→ **Directions for this task**: Each line containing the word "Creates" must be reported.

→ **Task material**:
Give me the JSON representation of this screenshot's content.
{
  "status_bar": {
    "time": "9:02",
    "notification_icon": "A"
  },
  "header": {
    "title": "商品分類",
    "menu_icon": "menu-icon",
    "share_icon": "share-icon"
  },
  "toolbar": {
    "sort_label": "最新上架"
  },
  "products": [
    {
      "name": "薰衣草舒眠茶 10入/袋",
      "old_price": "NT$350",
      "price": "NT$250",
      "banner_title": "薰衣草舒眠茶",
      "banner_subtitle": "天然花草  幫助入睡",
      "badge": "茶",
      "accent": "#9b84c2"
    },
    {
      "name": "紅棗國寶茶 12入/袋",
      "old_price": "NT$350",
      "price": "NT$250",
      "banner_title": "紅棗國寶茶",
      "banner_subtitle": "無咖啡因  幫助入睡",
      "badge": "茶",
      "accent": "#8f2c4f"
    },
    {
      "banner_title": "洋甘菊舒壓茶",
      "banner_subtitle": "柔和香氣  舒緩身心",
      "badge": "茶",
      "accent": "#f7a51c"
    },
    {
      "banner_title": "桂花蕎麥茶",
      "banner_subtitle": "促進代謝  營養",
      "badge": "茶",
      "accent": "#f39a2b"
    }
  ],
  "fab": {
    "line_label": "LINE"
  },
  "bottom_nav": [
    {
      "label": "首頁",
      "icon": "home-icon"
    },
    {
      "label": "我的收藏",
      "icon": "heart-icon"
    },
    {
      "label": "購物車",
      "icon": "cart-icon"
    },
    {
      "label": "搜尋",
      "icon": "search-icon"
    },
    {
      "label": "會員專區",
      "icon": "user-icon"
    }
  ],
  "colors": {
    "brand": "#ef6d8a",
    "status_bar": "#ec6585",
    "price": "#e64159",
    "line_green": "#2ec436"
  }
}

* * *

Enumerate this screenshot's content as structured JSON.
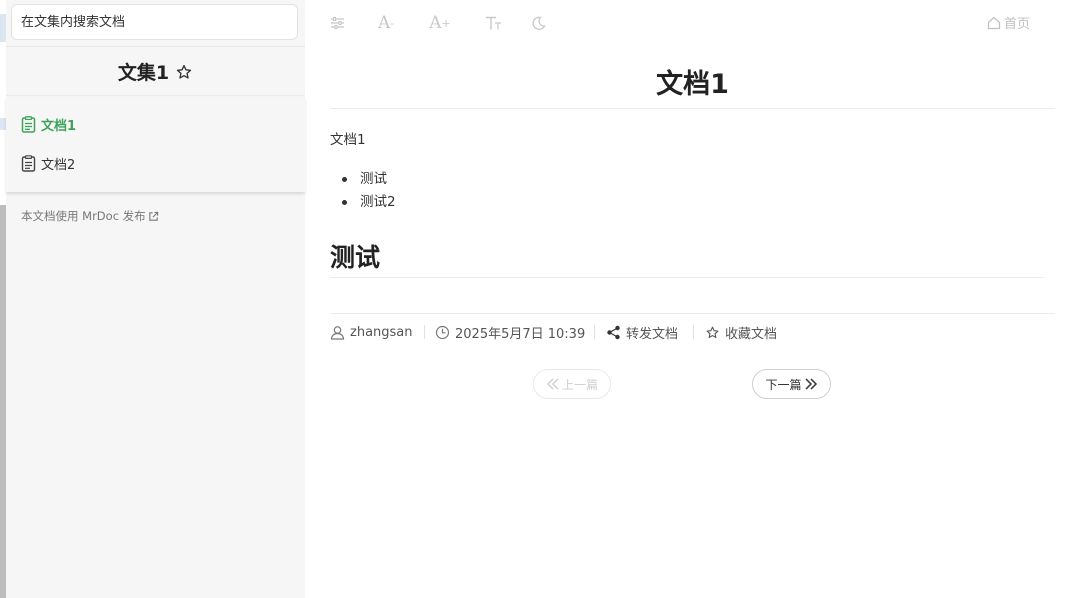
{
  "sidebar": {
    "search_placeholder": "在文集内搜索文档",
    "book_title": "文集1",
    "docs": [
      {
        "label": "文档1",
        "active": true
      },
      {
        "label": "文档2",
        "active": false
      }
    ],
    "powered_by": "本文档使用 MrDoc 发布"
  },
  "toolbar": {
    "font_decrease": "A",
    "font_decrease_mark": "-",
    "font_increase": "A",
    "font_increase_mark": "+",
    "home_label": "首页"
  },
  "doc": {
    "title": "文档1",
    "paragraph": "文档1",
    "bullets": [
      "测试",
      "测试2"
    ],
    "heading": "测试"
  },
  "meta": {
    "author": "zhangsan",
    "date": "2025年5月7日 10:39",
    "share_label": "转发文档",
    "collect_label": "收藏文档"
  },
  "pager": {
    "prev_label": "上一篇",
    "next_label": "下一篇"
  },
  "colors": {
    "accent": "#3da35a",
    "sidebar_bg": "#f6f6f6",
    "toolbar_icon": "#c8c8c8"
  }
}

* * *

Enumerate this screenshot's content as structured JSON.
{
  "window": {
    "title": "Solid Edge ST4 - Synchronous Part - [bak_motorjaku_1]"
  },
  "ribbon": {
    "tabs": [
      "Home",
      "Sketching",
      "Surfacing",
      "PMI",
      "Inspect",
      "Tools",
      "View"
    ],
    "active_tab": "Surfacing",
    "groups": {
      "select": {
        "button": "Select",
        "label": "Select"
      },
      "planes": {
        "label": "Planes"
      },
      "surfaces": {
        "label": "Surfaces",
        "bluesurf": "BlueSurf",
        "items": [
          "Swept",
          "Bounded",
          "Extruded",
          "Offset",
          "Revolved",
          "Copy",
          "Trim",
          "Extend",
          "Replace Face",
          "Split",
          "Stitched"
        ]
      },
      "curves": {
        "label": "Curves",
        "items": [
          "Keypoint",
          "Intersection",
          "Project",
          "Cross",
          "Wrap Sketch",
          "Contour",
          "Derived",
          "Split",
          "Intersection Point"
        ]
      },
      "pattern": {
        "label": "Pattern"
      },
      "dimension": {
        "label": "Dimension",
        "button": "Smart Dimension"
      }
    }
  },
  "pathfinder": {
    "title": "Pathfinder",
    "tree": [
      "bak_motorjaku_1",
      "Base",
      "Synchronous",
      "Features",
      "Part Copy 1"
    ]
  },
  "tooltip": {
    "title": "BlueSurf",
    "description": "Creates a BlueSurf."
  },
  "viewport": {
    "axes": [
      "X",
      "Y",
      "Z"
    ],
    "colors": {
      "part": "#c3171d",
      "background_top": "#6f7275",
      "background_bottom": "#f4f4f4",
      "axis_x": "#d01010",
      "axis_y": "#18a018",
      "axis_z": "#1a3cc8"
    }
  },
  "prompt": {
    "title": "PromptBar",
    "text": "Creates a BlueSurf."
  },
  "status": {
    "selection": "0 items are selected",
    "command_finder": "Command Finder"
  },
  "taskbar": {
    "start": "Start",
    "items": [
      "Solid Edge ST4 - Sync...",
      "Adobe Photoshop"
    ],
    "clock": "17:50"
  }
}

→ **Solution for this exercise**:
    "description": "Creates a BlueSurf."
    "text": "Creates a BlueSurf."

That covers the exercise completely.